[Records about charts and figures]
——

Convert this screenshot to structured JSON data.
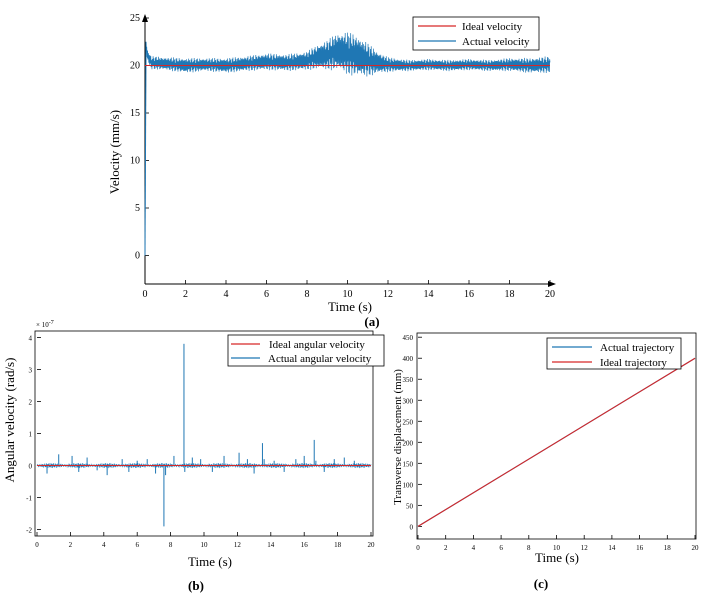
{
  "chart_data": [
    {
      "id": "a",
      "type": "line",
      "panel_label": "(a)",
      "xlabel": "Time (s)",
      "ylabel": "Velocity (mm/s)",
      "xlim": [
        0,
        20
      ],
      "ylim": [
        -3,
        25
      ],
      "xticks": [
        0,
        2,
        4,
        6,
        8,
        10,
        12,
        14,
        16,
        18,
        20
      ],
      "yticks": [
        0,
        5,
        10,
        15,
        20,
        25
      ],
      "legend_position": "top-right",
      "series": [
        {
          "name": "Ideal velocity",
          "color": "#d62728",
          "x": [
            0,
            20
          ],
          "y": [
            20,
            20
          ]
        },
        {
          "name": "Actual velocity",
          "color": "#1f77b4",
          "x": [
            0,
            0.05,
            0.1,
            0.3,
            1,
            2,
            3,
            4,
            5,
            6,
            7,
            8,
            8.5,
            9,
            9.5,
            10,
            10.5,
            11,
            11.5,
            12,
            13,
            14,
            15,
            16,
            17,
            18,
            19,
            20
          ],
          "y": [
            0,
            22.5,
            21.2,
            20.3,
            20.2,
            20.0,
            20.1,
            20.0,
            20.2,
            20.4,
            20.3,
            20.5,
            20.9,
            21.1,
            21.5,
            21.3,
            21.0,
            20.6,
            20.3,
            20.1,
            20.0,
            20.1,
            20.0,
            20.1,
            20.0,
            20.1,
            20.0,
            20.1
          ],
          "oscillation_amplitude": [
            0,
            0.6,
            0.6,
            0.7,
            0.7,
            0.8,
            0.7,
            0.8,
            0.8,
            0.9,
            0.9,
            1.0,
            1.3,
            1.6,
            2.0,
            2.3,
            2.2,
            1.8,
            1.2,
            0.8,
            0.6,
            0.6,
            0.6,
            0.6,
            0.6,
            0.7,
            0.8,
            0.9
          ]
        }
      ]
    },
    {
      "id": "b",
      "type": "line",
      "panel_label": "(b)",
      "xlabel": "Time (s)",
      "ylabel": "Angular velocity (rad/s)",
      "y_multiplier": "× 10",
      "y_exponent": "-7",
      "xlim": [
        0,
        20
      ],
      "ylim": [
        -2.2,
        4.2
      ],
      "xticks": [
        0,
        2,
        4,
        6,
        8,
        10,
        12,
        14,
        16,
        18,
        20
      ],
      "yticks": [
        -2,
        -1,
        0,
        1,
        2,
        3,
        4
      ],
      "legend_position": "top-right",
      "series": [
        {
          "name": "Ideal angular velocity",
          "color": "#d62728",
          "x": [
            0,
            20
          ],
          "y": [
            0,
            0
          ]
        },
        {
          "name": "Actual angular velocity",
          "color": "#1f77b4",
          "spikes_x": [
            0.6,
            1.3,
            2.1,
            2.5,
            3.0,
            3.6,
            4.2,
            5.1,
            5.5,
            6.0,
            6.6,
            7.1,
            7.6,
            7.7,
            8.2,
            8.8,
            8.85,
            9.3,
            9.8,
            10.5,
            11.2,
            12.1,
            12.6,
            13.0,
            13.5,
            13.6,
            14.2,
            14.8,
            15.5,
            16.0,
            16.6,
            16.7,
            17.2,
            17.8,
            18.4,
            19.0
          ],
          "spikes_y": [
            -0.25,
            0.35,
            0.3,
            -0.2,
            0.25,
            -0.15,
            -0.3,
            0.2,
            -0.2,
            0.15,
            0.2,
            -0.25,
            -1.9,
            -0.3,
            0.3,
            3.8,
            -0.2,
            0.25,
            0.2,
            -0.2,
            0.3,
            0.4,
            0.2,
            -0.25,
            0.7,
            0.2,
            0.15,
            -0.2,
            0.2,
            0.3,
            0.8,
            0.15,
            -0.2,
            0.2,
            0.25,
            0.15
          ]
        }
      ]
    },
    {
      "id": "c",
      "type": "line",
      "panel_label": "(c)",
      "xlabel": "Time (s)",
      "ylabel": "Transverse displacement (mm)",
      "xlim": [
        0,
        20
      ],
      "ylim": [
        -30,
        460
      ],
      "xticks": [
        0,
        2,
        4,
        6,
        8,
        10,
        12,
        14,
        16,
        18,
        20
      ],
      "yticks": [
        0,
        50,
        100,
        150,
        200,
        250,
        300,
        350,
        400,
        450
      ],
      "legend_position": "top-right",
      "series": [
        {
          "name": "Actual trajectory",
          "color": "#1f77b4",
          "x": [
            0,
            20
          ],
          "y": [
            0,
            400
          ]
        },
        {
          "name": "Ideal trajectory",
          "color": "#d62728",
          "x": [
            0,
            20
          ],
          "y": [
            0,
            400
          ]
        }
      ]
    }
  ]
}
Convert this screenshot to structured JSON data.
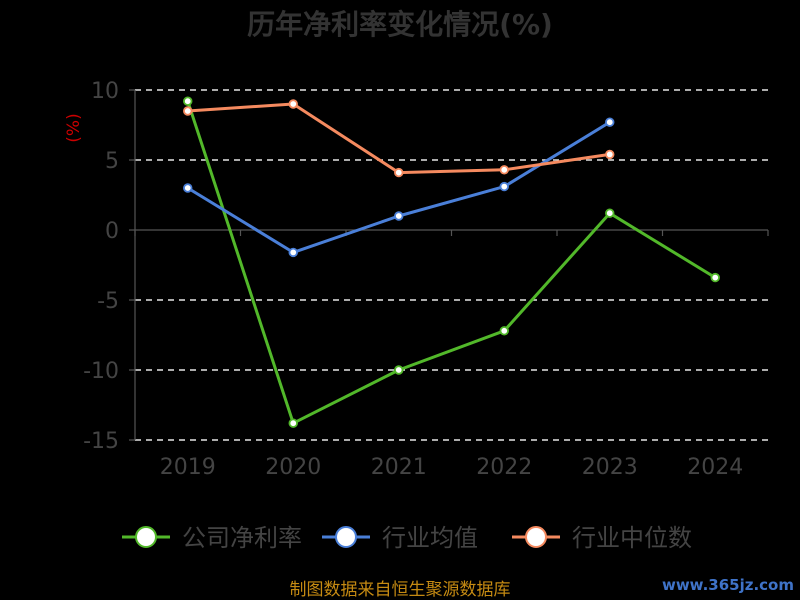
{
  "chart_data": {
    "type": "line",
    "title": "历年净利率变化情况(%)",
    "ylabel": "(%)",
    "xlabel": "",
    "categories": [
      "2019",
      "2020",
      "2021",
      "2022",
      "2023",
      "2024"
    ],
    "ylim": [
      -15,
      10
    ],
    "yticks": [
      10,
      5,
      0,
      -5,
      -10,
      -15
    ],
    "grid": true,
    "legend_position": "bottom",
    "series": [
      {
        "name": "公司净利率",
        "color": "#52b82a",
        "values": [
          9.2,
          -13.8,
          -10.0,
          -7.2,
          1.2,
          -3.4
        ]
      },
      {
        "name": "行业均值",
        "color": "#4a7fd8",
        "values": [
          3.0,
          -1.6,
          1.0,
          3.1,
          7.7,
          null
        ]
      },
      {
        "name": "行业中位数",
        "color": "#f58a5f",
        "values": [
          8.5,
          9.0,
          4.1,
          4.3,
          5.4,
          null
        ]
      }
    ]
  },
  "source": "制图数据来自恒生聚源数据库",
  "watermark": "www.365jz.com"
}
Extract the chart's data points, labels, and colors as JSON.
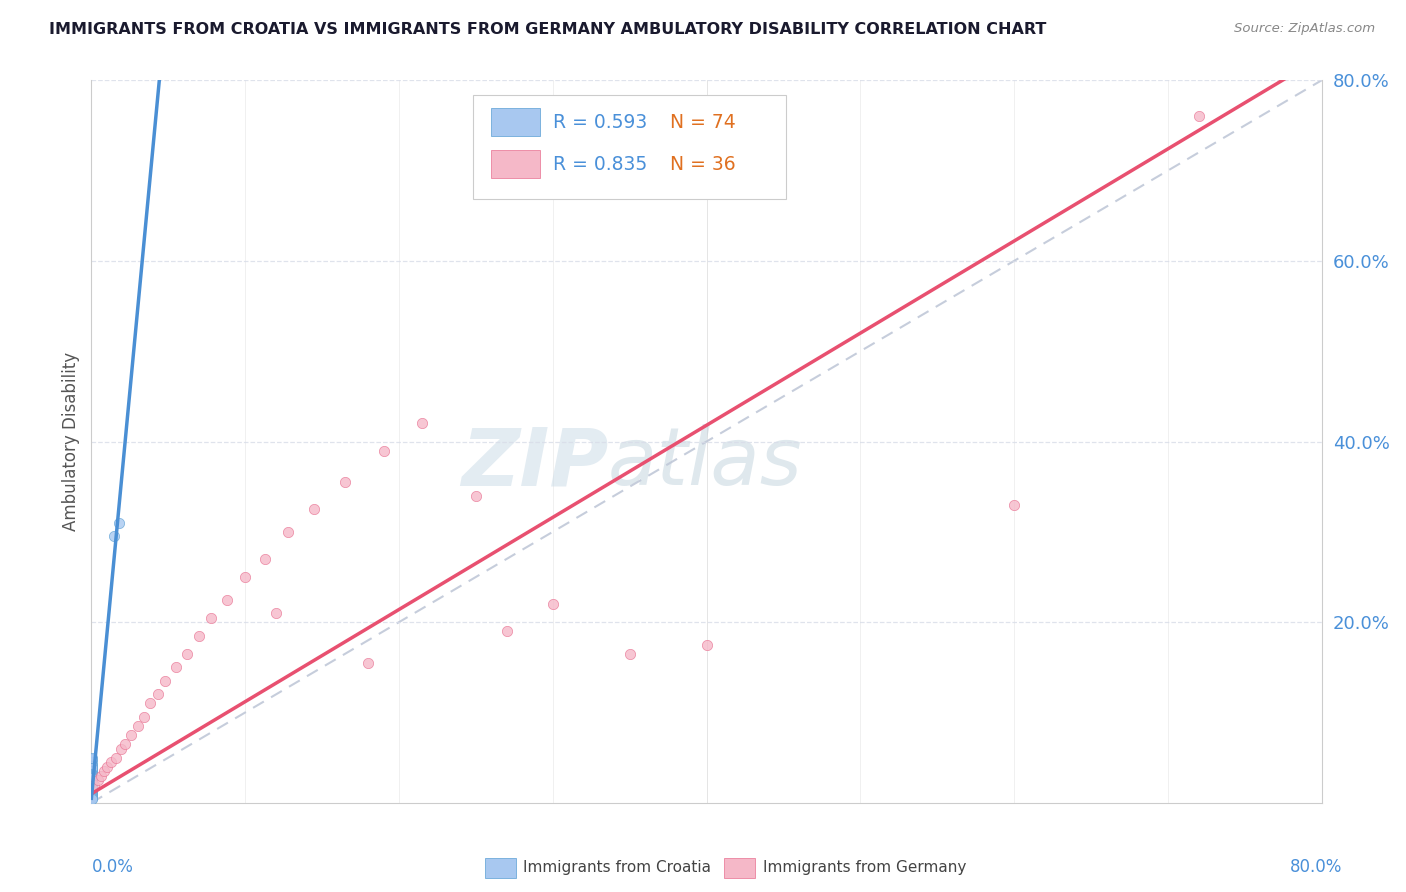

——

### EXERCISE DIRECTIONS
All of the lines above should be retyped precisely, apart from the pictures.

### EXERCISE OUTPUT
Convert this screenshot to structured JSON data.
{
  "chart_data": [
    {
      "id": "a",
      "type": "line",
      "panel_label": "(a)",
      "xlabel": "Time (s)",
      "ylabel": "Velocity (mm/s)",
      "xlim": [
        0,
        20
      ],
      "ylim": [
        -3,
        25
      ],
      "xticks": [
        0,
        2,
        4,
        6,
        8,
        10,
        12,
        14,
        16,
        18,
        20
      ],
      "yticks": [
        0,
        5,
        10,
        15,
        20,
        25
      ],
      "legend_position": "top-right",
      "series": [
        {
          "name": "Ideal velocity",
          "color": "#d62728",
          "x": [
            0,
            20
          ],
          "y": [
            20,
            20
          ]
        },
        {
          "name": "Actual velocity",
          "color": "#1f77b4",
          "x": [
            0,
            0.05,
            0.1,
            0.3,
            1,
            2,
            3,
            4,
            5,
            6,
            7,
            8,
            8.5,
            9,
            9.5,
            10,
            10.5,
            11,
            11.5,
            12,
            13,
            14,
            15,
            16,
            17,
            18,
            19,
            20
          ],
          "y": [
            0,
            22.5,
            21.2,
            20.3,
            20.2,
            20.0,
            20.1,
            20.0,
            20.2,
            20.4,
            20.3,
            20.5,
            20.9,
            21.1,
            21.5,
            21.3,
            21.0,
            20.6,
            20.3,
            20.1,
            20.0,
            20.1,
            20.0,
            20.1,
            20.0,
            20.1,
            20.0,
            20.1
          ],
          "oscillation_amplitude": [
            0,
            0.6,
            0.6,
            0.7,
            0.7,
            0.8,
            0.7,
            0.8,
            0.8,
            0.9,
            0.9,
            1.0,
            1.3,
            1.6,
            2.0,
            2.3,
            2.2,
            1.8,
            1.2,
            0.8,
            0.6,
            0.6,
            0.6,
            0.6,
            0.6,
            0.7,
            0.8,
            0.9
          ]
        }
      ]
    },
    {
      "id": "b",
      "type": "line",
      "panel_label": "(b)",
      "xlabel": "Time (s)",
      "ylabel": "Angular velocity (rad/s)",
      "y_multiplier": "× 10",
      "y_exponent": "-7",
      "xlim": [
        0,
        20
      ],
      "ylim": [
        -2.2,
        4.2
      ],
      "xticks": [
        0,
        2,
        4,
        6,
        8,
        10,
        12,
        14,
        16,
        18,
        20
      ],
      "yticks": [
        -2,
        -1,
        0,
        1,
        2,
        3,
        4
      ],
      "legend_position": "top-right",
      "series": [
        {
          "name": "Ideal angular velocity",
          "color": "#d62728",
          "x": [
            0,
            20
          ],
          "y": [
            0,
            0
          ]
        },
        {
          "name": "Actual angular velocity",
          "color": "#1f77b4",
          "spikes_x": [
            0.6,
            1.3,
            2.1,
            2.5,
            3.0,
            3.6,
            4.2,
            5.1,
            5.5,
            6.0,
            6.6,
            7.1,
            7.6,
            7.7,
            8.2,
            8.8,
            8.85,
            9.3,
            9.8,
            10.5,
            11.2,
            12.1,
            12.6,
            13.0,
            13.5,
            13.6,
            14.2,
            14.8,
            15.5,
            16.0,
            16.6,
            16.7,
            17.2,
            17.8,
            18.4,
            19.0
          ],
          "spikes_y": [
            -0.25,
            0.35,
            0.3,
            -0.2,
            0.25,
            -0.15,
            -0.3,
            0.2,
            -0.2,
            0.15,
            0.2,
            -0.25,
            -1.9,
            -0.3,
            0.3,
            3.8,
            -0.2,
            0.25,
            0.2,
            -0.2,
            0.3,
            0.4,
            0.2,
            -0.25,
            0.7,
            0.2,
            0.15,
            -0.2,
            0.2,
            0.3,
            0.8,
            0.15,
            -0.2,
            0.2,
            0.25,
            0.15
          ]
        }
      ]
    },
    {
      "id": "c",
      "type": "line",
      "panel_label": "(c)",
      "xlabel": "Time (s)",
      "ylabel": "Transverse displacement (mm)",
      "xlim": [
        0,
        20
      ],
      "ylim": [
        -30,
        460
      ],
      "xticks": [
        0,
        2,
        4,
        6,
        8,
        10,
        12,
        14,
        16,
        18,
        20
      ],
      "yticks": [
        0,
        50,
        100,
        150,
        200,
        250,
        300,
        350,
        400,
        450
      ],
      "legend_position": "top-right",
      "series": [
        {
          "name": "Actual trajectory",
          "color": "#1f77b4",
          "x": [
            0,
            20
          ],
          "y": [
            0,
            400
          ]
        },
        {
          "name": "Ideal trajectory",
          "color": "#d62728",
          "x": [
            0,
            20
          ],
          "y": [
            0,
            400
          ]
        }
      ]
    }
  ]
}
Convert this screenshot to structured JSON data.
{
  "chart_data": {
    "type": "line",
    "title": "历年净利率变化情况(%)",
    "ylabel": "(%)",
    "xlabel": "",
    "categories": [
      "2019",
      "2020",
      "2021",
      "2022",
      "2023",
      "2024"
    ],
    "ylim": [
      -15,
      10
    ],
    "yticks": [
      10,
      5,
      0,
      -5,
      -10,
      -15
    ],
    "grid": true,
    "legend_position": "bottom",
    "series": [
      {
        "name": "公司净利率",
        "color": "#52b82a",
        "values": [
          9.2,
          -13.8,
          -10.0,
          -7.2,
          1.2,
          -3.4
        ]
      },
      {
        "name": "行业均值",
        "color": "#4a7fd8",
        "values": [
          3.0,
          -1.6,
          1.0,
          3.1,
          7.7,
          null
        ]
      },
      {
        "name": "行业中位数",
        "color": "#f58a5f",
        "values": [
          8.5,
          9.0,
          4.1,
          4.3,
          5.4,
          null
        ]
      }
    ]
  },
  "source": "制图数据来自恒生聚源数据库",
  "watermark": "www.365jz.com"
}
Extract the chart's data points, labels, and colors as JSON.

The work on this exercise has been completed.